/---

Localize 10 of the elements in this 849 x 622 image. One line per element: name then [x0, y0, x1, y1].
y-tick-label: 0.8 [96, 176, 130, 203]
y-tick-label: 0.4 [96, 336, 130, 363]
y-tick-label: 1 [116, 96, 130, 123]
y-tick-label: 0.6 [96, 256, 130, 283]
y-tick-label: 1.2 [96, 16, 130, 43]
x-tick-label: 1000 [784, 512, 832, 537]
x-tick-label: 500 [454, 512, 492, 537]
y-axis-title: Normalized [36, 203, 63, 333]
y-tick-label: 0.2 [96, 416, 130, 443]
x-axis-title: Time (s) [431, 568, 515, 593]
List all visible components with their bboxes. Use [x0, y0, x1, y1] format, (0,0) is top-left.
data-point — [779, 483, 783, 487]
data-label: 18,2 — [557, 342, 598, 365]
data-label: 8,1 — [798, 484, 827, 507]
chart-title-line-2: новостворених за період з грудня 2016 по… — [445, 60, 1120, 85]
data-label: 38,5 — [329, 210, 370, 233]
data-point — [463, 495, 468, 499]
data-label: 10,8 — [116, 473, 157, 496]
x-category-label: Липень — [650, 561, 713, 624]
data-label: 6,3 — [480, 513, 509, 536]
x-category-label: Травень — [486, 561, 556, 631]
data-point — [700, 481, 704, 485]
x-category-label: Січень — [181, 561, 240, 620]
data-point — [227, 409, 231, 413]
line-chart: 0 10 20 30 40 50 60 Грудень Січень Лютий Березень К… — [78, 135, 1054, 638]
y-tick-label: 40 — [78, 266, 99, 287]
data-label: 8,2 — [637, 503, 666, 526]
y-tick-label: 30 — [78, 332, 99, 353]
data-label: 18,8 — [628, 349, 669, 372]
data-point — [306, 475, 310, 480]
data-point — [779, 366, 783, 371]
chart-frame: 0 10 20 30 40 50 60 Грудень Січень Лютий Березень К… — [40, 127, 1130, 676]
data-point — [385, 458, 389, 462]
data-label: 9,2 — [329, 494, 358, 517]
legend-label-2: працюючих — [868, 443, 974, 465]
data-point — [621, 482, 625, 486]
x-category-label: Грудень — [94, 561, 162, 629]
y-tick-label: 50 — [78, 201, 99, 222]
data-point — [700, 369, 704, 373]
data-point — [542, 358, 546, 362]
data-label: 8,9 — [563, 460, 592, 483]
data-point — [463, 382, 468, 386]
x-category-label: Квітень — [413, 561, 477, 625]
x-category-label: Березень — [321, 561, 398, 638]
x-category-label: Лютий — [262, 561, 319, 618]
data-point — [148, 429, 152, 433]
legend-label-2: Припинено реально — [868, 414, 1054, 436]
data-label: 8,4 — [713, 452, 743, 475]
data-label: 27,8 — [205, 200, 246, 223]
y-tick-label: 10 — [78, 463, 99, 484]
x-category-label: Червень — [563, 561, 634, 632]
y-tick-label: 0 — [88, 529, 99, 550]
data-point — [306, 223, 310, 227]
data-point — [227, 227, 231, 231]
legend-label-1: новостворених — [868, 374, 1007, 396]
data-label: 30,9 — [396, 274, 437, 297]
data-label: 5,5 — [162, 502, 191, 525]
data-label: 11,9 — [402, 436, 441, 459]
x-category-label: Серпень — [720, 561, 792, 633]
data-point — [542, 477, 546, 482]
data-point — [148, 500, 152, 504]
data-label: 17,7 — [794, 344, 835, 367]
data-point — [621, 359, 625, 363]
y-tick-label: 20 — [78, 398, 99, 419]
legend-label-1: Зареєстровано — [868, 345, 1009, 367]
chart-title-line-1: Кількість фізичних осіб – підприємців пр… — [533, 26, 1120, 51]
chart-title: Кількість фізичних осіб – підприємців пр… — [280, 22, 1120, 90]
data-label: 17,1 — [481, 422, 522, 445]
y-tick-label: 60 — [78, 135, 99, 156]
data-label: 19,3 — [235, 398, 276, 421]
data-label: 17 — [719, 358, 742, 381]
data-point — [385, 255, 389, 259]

\---

Reproduce all of the records above with every occurrence of "data-point" changed to "marker". Leave everything else as it is.

Written answer ->
Localize 10 of the elements in this 849 x 622 image. One line per element: name then [x0, y0, x1, y1].
y-tick-label: 0.8 [96, 176, 130, 203]
y-tick-label: 0.4 [96, 336, 130, 363]
y-tick-label: 1 [116, 96, 130, 123]
y-tick-label: 0.6 [96, 256, 130, 283]
y-tick-label: 1.2 [96, 16, 130, 43]
x-tick-label: 1000 [784, 512, 832, 537]
x-tick-label: 500 [454, 512, 492, 537]
y-axis-title: Normalized [36, 203, 63, 333]
y-tick-label: 0.2 [96, 416, 130, 443]
x-axis-title: Time (s) [431, 568, 515, 593]
List all visible components with their bboxes. Use [x0, y0, x1, y1] format, (0,0) is top-left.
marker — [779, 483, 783, 487]
data-label: 18,2 — [557, 342, 598, 365]
data-label: 8,1 — [798, 484, 827, 507]
chart-title-line-2: новостворених за період з грудня 2016 по… — [445, 60, 1120, 85]
data-label: 38,5 — [329, 210, 370, 233]
marker — [463, 495, 468, 499]
data-label: 10,8 — [116, 473, 157, 496]
x-category-label: Липень — [650, 561, 713, 624]
data-label: 6,3 — [480, 513, 509, 536]
x-category-label: Травень — [486, 561, 556, 631]
marker — [700, 481, 704, 485]
x-category-label: Січень — [181, 561, 240, 620]
marker — [227, 409, 231, 413]
line-chart: 0 10 20 30 40 50 60 Грудень Січень Лютий Березень К… — [78, 135, 1054, 638]
y-tick-label: 40 — [78, 266, 99, 287]
data-label: 8,2 — [637, 503, 666, 526]
y-tick-label: 30 — [78, 332, 99, 353]
data-label: 18,8 — [628, 349, 669, 372]
marker — [306, 475, 310, 480]
marker — [779, 366, 783, 371]
chart-frame: 0 10 20 30 40 50 60 Грудень Січень Лютий Березень К… — [40, 127, 1130, 676]
marker — [385, 458, 389, 462]
data-label: 9,2 — [329, 494, 358, 517]
legend-label-2: працюючих — [868, 443, 974, 465]
marker — [621, 482, 625, 486]
x-category-label: Грудень — [94, 561, 162, 629]
y-tick-label: 50 — [78, 201, 99, 222]
marker — [700, 369, 704, 373]
marker — [542, 358, 546, 362]
data-label: 8,9 — [563, 460, 592, 483]
marker — [463, 382, 468, 386]
x-category-label: Квітень — [413, 561, 477, 625]
x-category-label: Березень — [321, 561, 398, 638]
x-category-label: Лютий — [262, 561, 319, 618]
marker — [148, 429, 152, 433]
legend-label-2: Припинено реально — [868, 414, 1054, 436]
data-label: 8,4 — [713, 452, 743, 475]
data-label: 27,8 — [205, 200, 246, 223]
y-tick-label: 10 — [78, 463, 99, 484]
x-category-label: Червень — [563, 561, 634, 632]
y-tick-label: 0 — [88, 529, 99, 550]
marker — [306, 223, 310, 227]
marker — [227, 227, 231, 231]
legend-label-1: новостворених — [868, 374, 1007, 396]
data-label: 30,9 — [396, 274, 437, 297]
data-label: 5,5 — [162, 502, 191, 525]
data-label: 11,9 — [402, 436, 441, 459]
x-category-label: Серпень — [720, 561, 792, 633]
marker — [542, 477, 546, 482]
marker — [148, 500, 152, 504]
data-label: 17,7 — [794, 344, 835, 367]
marker — [621, 359, 625, 363]
y-tick-label: 20 — [78, 398, 99, 419]
legend-label-1: Зареєстровано — [868, 345, 1009, 367]
chart-title-line-1: Кількість фізичних осіб – підприємців пр… — [533, 26, 1120, 51]
chart-title: Кількість фізичних осіб – підприємців пр… — [280, 22, 1120, 90]
data-label: 17,1 — [481, 422, 522, 445]
y-tick-label: 60 — [78, 135, 99, 156]
data-label: 19,3 — [235, 398, 276, 421]
data-label: 17 — [719, 358, 742, 381]
marker — [385, 255, 389, 259]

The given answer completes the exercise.